**Data listing:**
★ ★ ★ ★

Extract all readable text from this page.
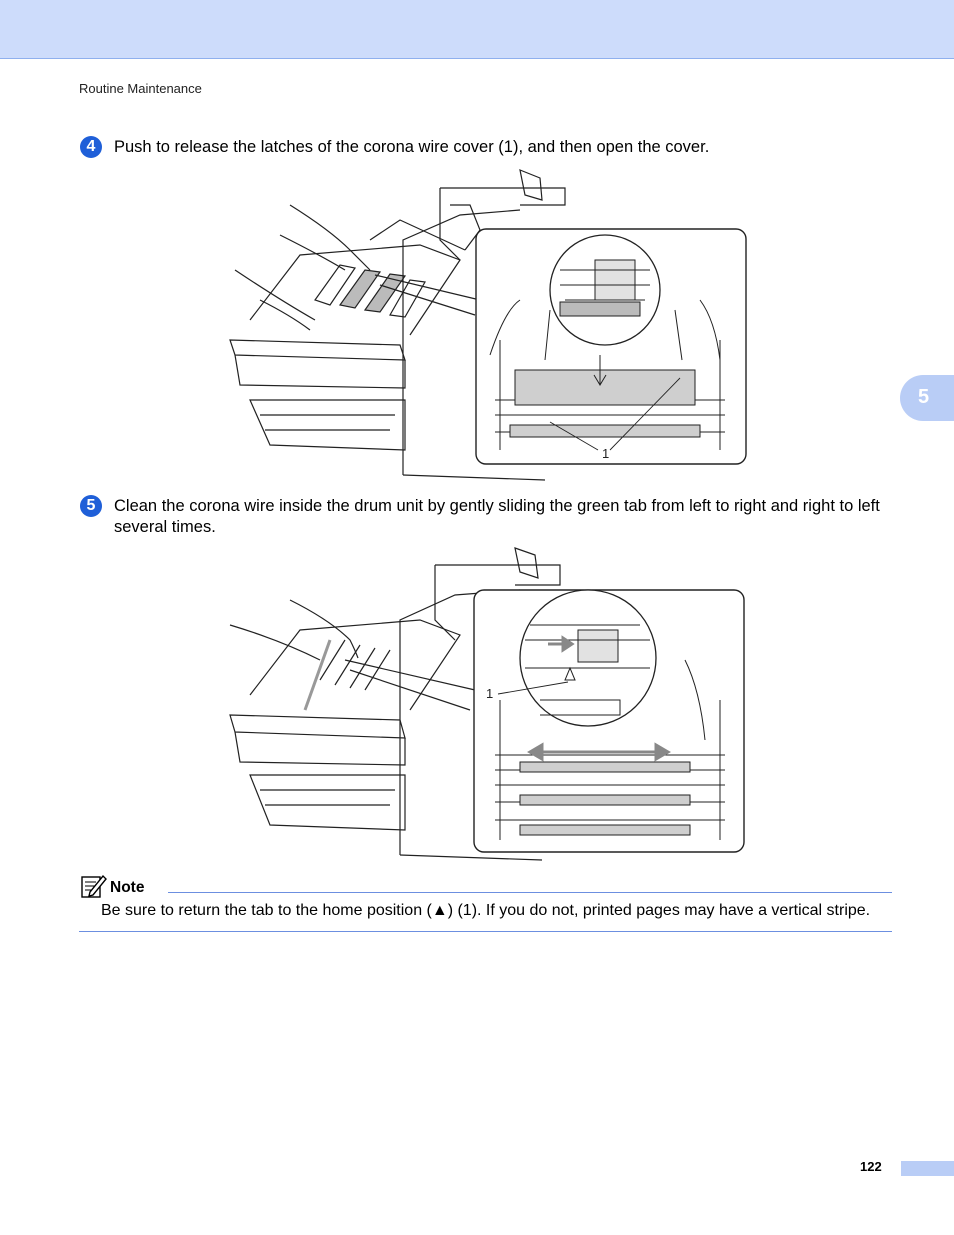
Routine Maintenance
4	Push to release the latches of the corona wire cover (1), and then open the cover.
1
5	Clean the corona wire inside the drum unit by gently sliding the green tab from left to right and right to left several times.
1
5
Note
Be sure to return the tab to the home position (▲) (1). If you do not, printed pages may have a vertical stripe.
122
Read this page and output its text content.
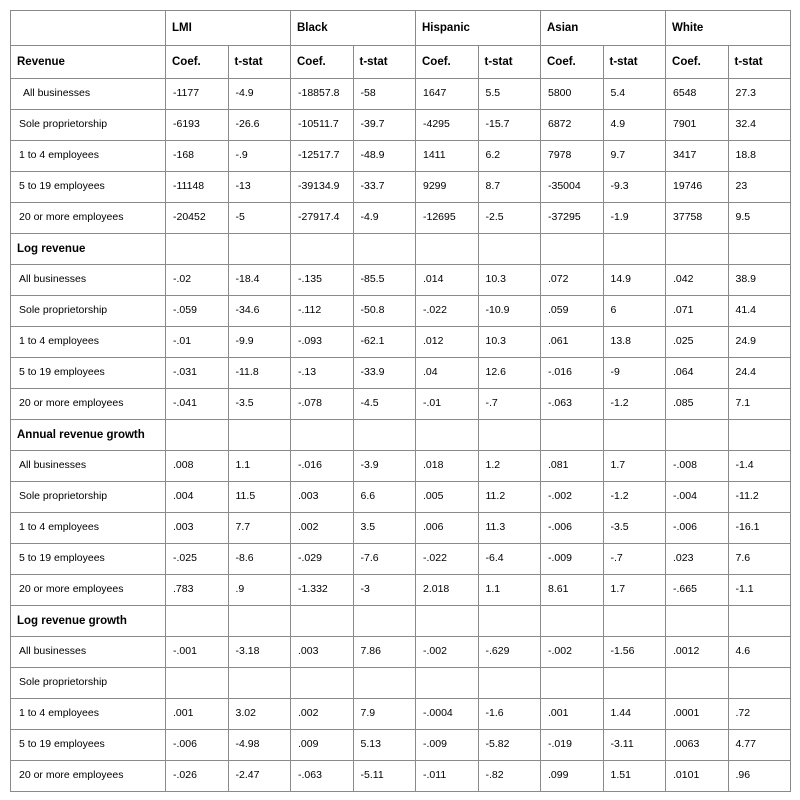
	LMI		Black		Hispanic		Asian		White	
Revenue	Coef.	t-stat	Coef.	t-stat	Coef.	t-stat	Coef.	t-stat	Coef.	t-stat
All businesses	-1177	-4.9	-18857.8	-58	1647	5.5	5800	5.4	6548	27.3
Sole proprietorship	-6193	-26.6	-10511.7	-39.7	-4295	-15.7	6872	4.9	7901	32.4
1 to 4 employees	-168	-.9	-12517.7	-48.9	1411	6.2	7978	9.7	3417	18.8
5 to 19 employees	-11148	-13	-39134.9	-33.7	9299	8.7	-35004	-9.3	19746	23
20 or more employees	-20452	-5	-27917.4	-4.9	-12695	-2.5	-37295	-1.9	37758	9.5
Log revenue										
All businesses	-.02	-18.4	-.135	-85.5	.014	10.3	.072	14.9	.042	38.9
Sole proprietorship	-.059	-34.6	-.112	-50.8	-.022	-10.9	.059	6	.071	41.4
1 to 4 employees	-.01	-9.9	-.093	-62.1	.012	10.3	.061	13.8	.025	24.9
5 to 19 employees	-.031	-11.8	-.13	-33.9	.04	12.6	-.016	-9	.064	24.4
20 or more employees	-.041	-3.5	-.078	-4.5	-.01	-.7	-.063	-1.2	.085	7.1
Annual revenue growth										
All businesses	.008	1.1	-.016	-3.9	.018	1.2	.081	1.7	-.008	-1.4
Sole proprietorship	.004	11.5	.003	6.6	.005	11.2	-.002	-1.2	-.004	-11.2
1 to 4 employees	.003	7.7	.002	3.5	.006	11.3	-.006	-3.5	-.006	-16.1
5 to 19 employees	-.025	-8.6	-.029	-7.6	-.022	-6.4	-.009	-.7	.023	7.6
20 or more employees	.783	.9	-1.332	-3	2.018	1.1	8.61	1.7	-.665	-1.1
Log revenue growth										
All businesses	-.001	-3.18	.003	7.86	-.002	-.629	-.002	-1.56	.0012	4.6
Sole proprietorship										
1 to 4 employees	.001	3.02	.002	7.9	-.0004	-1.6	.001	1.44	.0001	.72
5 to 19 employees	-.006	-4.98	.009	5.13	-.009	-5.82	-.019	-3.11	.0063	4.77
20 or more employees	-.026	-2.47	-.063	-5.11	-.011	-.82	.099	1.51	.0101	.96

★ ★ ★ ★

**Challenge:** Without any pictures, write out the lines running from the one containing "Read this page and output its text content." through the end of the listing above, both included, exactly as given.

**Worked solution:**
Read this page and output its text content.
	LMI		Black		Hispanic		Asian		White	
Revenue	Coef.	t-stat	Coef.	t-stat	Coef.	t-stat	Coef.	t-stat	Coef.	t-stat
All businesses	-1177	-4.9	-18857.8	-58	1647	5.5	5800	5.4	6548	27.3
Sole proprietorship	-6193	-26.6	-10511.7	-39.7	-4295	-15.7	6872	4.9	7901	32.4
1 to 4 employees	-168	-.9	-12517.7	-48.9	1411	6.2	7978	9.7	3417	18.8
5 to 19 employees	-11148	-13	-39134.9	-33.7	9299	8.7	-35004	-9.3	19746	23
20 or more employees	-20452	-5	-27917.4	-4.9	-12695	-2.5	-37295	-1.9	37758	9.5
Log revenue										
All businesses	-.02	-18.4	-.135	-85.5	.014	10.3	.072	14.9	.042	38.9
Sole proprietorship	-.059	-34.6	-.112	-50.8	-.022	-10.9	.059	6	.071	41.4
1 to 4 employees	-.01	-9.9	-.093	-62.1	.012	10.3	.061	13.8	.025	24.9
5 to 19 employees	-.031	-11.8	-.13	-33.9	.04	12.6	-.016	-9	.064	24.4
20 or more employees	-.041	-3.5	-.078	-4.5	-.01	-.7	-.063	-1.2	.085	7.1
Annual revenue growth										
All businesses	.008	1.1	-.016	-3.9	.018	1.2	.081	1.7	-.008	-1.4
Sole proprietorship	.004	11.5	.003	6.6	.005	11.2	-.002	-1.2	-.004	-11.2
1 to 4 employees	.003	7.7	.002	3.5	.006	11.3	-.006	-3.5	-.006	-16.1
5 to 19 employees	-.025	-8.6	-.029	-7.6	-.022	-6.4	-.009	-.7	.023	7.6
20 or more employees	.783	.9	-1.332	-3	2.018	1.1	8.61	1.7	-.665	-1.1
Log revenue growth										
All businesses	-.001	-3.18	.003	7.86	-.002	-.629	-.002	-1.56	.0012	4.6
Sole proprietorship										
1 to 4 employees	.001	3.02	.002	7.9	-.0004	-1.6	.001	1.44	.0001	.72
5 to 19 employees	-.006	-4.98	.009	5.13	-.009	-5.82	-.019	-3.11	.0063	4.77
20 or more employees	-.026	-2.47	-.063	-5.11	-.011	-.82	.099	1.51	.0101	.96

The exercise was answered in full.